== Problem to solve ==
Show all lines from the listing below that contain "initialize".

== Available data ==
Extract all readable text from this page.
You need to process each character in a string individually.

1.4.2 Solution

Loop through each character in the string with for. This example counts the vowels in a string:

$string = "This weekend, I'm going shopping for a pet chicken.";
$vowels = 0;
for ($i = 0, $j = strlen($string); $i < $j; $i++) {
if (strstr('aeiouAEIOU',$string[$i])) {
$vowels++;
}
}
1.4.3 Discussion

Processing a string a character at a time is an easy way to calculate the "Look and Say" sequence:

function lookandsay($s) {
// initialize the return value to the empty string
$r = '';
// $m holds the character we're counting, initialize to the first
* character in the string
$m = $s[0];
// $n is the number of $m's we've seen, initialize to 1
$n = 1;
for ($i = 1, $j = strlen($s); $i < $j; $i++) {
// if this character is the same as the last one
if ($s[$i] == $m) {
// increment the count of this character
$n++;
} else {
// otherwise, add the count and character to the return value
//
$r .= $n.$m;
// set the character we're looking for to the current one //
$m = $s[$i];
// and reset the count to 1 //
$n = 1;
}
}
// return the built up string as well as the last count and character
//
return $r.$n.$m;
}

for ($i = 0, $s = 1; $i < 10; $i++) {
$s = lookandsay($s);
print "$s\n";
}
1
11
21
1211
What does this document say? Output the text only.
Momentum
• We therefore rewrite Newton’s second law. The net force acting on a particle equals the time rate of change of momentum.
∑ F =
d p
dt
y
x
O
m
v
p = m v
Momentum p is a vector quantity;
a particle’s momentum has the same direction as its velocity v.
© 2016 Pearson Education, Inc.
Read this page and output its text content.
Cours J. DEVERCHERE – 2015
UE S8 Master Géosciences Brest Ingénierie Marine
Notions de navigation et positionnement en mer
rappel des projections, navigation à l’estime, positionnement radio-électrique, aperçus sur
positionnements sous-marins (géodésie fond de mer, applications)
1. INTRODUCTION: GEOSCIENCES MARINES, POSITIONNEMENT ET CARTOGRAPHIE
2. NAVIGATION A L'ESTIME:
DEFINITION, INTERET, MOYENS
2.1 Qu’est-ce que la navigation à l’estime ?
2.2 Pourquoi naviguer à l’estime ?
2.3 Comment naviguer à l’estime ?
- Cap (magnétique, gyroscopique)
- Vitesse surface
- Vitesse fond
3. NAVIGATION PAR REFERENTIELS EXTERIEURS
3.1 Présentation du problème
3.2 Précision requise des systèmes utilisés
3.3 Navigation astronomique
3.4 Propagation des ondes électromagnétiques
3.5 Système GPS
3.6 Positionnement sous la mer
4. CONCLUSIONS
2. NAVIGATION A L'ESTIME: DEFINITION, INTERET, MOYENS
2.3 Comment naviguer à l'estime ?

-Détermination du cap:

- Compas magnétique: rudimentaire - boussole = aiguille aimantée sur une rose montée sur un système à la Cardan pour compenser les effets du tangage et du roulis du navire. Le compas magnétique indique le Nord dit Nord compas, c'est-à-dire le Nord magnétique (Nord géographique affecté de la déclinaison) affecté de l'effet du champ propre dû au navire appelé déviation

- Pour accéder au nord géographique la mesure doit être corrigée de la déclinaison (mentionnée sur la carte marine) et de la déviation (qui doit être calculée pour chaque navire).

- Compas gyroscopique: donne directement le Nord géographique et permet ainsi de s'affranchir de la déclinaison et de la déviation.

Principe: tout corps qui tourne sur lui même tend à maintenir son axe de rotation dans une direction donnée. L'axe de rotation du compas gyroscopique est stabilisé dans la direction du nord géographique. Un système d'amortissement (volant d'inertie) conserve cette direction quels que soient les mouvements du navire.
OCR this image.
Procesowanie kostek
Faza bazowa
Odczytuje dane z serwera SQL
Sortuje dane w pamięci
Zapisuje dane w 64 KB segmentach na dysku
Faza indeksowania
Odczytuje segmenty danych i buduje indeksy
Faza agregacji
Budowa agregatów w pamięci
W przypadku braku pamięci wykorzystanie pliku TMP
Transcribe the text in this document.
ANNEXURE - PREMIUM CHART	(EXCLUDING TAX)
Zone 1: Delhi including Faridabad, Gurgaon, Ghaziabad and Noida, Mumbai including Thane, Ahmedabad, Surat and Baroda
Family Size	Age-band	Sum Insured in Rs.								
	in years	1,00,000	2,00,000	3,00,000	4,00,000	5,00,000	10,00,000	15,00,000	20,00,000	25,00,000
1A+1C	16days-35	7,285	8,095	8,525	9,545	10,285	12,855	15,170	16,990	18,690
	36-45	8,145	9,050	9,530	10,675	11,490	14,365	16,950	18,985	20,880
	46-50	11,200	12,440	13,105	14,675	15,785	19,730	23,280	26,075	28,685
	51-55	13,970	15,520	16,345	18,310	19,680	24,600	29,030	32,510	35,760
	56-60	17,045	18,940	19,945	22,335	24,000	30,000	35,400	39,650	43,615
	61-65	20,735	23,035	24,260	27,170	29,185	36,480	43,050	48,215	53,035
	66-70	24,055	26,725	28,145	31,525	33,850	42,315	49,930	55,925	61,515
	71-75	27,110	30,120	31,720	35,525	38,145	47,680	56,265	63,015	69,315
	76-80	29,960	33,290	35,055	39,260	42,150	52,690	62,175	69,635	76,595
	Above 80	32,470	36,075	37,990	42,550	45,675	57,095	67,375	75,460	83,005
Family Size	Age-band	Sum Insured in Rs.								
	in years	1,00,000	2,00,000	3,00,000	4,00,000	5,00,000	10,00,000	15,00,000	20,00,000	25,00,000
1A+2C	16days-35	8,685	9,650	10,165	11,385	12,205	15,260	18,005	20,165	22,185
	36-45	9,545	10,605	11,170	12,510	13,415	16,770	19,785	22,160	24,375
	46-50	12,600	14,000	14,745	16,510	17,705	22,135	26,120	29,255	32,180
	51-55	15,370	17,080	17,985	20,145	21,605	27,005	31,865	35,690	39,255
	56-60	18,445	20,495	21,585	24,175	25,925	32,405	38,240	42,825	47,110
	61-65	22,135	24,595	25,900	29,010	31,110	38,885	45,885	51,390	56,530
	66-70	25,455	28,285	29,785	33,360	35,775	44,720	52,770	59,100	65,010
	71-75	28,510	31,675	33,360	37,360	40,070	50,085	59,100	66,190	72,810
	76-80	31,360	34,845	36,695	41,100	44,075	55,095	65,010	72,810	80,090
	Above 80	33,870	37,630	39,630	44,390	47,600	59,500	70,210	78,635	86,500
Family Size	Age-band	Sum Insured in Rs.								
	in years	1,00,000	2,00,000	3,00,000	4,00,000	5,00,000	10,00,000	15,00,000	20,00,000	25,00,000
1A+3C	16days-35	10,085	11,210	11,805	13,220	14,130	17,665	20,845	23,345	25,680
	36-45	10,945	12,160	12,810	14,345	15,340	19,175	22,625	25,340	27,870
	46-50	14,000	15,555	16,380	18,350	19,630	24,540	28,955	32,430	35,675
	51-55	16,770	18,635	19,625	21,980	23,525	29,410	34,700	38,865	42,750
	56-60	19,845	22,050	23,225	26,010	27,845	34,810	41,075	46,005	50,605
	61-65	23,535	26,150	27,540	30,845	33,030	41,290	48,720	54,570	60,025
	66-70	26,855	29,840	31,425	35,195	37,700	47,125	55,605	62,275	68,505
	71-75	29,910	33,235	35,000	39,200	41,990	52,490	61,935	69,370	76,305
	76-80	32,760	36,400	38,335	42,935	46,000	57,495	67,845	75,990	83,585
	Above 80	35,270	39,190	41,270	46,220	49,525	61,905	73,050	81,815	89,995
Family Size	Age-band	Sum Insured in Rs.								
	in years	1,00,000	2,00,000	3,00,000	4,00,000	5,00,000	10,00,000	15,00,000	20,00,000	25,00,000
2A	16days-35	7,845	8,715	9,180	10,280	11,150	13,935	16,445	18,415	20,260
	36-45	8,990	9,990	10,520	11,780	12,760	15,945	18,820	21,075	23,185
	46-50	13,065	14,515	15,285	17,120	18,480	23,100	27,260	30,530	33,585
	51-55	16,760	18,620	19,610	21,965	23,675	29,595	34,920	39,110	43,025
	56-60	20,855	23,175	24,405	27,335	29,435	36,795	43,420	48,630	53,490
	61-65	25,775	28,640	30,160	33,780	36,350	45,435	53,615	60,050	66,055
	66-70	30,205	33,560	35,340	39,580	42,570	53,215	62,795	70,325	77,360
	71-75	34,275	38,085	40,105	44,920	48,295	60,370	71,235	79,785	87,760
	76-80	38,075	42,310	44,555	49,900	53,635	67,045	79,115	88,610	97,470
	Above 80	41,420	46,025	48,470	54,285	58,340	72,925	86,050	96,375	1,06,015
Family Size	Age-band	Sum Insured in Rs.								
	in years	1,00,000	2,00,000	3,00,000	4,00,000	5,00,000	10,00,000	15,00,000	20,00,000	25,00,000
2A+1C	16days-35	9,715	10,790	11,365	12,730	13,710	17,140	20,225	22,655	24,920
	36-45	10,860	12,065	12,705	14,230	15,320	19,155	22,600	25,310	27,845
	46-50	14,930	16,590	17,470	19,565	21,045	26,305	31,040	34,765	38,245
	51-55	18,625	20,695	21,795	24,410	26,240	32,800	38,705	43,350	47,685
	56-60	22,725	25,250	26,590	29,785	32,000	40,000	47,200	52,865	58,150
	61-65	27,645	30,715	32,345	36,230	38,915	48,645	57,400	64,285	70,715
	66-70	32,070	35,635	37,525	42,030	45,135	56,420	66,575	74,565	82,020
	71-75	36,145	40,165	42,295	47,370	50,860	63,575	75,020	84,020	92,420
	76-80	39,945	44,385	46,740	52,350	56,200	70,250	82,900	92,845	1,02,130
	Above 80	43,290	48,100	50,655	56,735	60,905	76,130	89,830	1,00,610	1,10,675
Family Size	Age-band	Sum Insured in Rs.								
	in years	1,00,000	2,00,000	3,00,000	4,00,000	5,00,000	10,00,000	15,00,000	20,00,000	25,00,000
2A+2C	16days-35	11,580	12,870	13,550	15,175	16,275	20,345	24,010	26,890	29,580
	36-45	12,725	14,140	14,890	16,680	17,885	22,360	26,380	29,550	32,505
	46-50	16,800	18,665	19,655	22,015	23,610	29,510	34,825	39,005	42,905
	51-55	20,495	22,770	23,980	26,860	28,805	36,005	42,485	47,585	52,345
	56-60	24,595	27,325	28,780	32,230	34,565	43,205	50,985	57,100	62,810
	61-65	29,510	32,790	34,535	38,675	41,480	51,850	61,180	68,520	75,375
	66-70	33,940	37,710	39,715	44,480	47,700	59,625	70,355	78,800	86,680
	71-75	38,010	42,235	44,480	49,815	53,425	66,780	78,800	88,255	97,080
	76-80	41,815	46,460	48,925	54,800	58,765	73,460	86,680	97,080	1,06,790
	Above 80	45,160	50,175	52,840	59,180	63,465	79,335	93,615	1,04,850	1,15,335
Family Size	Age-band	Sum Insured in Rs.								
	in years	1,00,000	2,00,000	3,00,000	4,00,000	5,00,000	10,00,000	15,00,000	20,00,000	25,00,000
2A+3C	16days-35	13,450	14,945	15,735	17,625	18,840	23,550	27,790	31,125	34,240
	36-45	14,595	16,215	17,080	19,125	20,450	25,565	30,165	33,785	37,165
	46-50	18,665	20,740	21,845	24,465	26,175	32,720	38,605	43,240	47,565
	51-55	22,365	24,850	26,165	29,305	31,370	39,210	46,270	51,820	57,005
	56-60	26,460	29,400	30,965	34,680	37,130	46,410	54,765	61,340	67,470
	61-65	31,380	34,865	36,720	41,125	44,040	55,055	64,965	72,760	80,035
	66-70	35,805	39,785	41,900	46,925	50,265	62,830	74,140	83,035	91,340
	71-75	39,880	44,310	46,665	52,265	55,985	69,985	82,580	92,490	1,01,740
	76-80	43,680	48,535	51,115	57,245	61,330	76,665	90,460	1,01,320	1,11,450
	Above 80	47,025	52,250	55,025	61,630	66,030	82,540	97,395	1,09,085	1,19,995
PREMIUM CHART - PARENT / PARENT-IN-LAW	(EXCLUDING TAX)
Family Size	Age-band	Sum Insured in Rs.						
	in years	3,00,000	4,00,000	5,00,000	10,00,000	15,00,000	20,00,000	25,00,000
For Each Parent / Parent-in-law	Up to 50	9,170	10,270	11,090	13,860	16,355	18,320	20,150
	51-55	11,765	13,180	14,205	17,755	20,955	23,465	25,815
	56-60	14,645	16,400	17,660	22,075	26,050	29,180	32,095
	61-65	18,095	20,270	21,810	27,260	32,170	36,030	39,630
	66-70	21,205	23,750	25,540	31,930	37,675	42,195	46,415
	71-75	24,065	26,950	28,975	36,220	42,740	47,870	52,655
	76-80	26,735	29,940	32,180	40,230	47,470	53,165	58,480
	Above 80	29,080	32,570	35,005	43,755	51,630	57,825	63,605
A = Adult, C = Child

== Written solution ==
// initialize the return value to the empty string
// $m holds the character we're counting, initialize to the first
// $n is the number of $m's we've seen, initialize to 1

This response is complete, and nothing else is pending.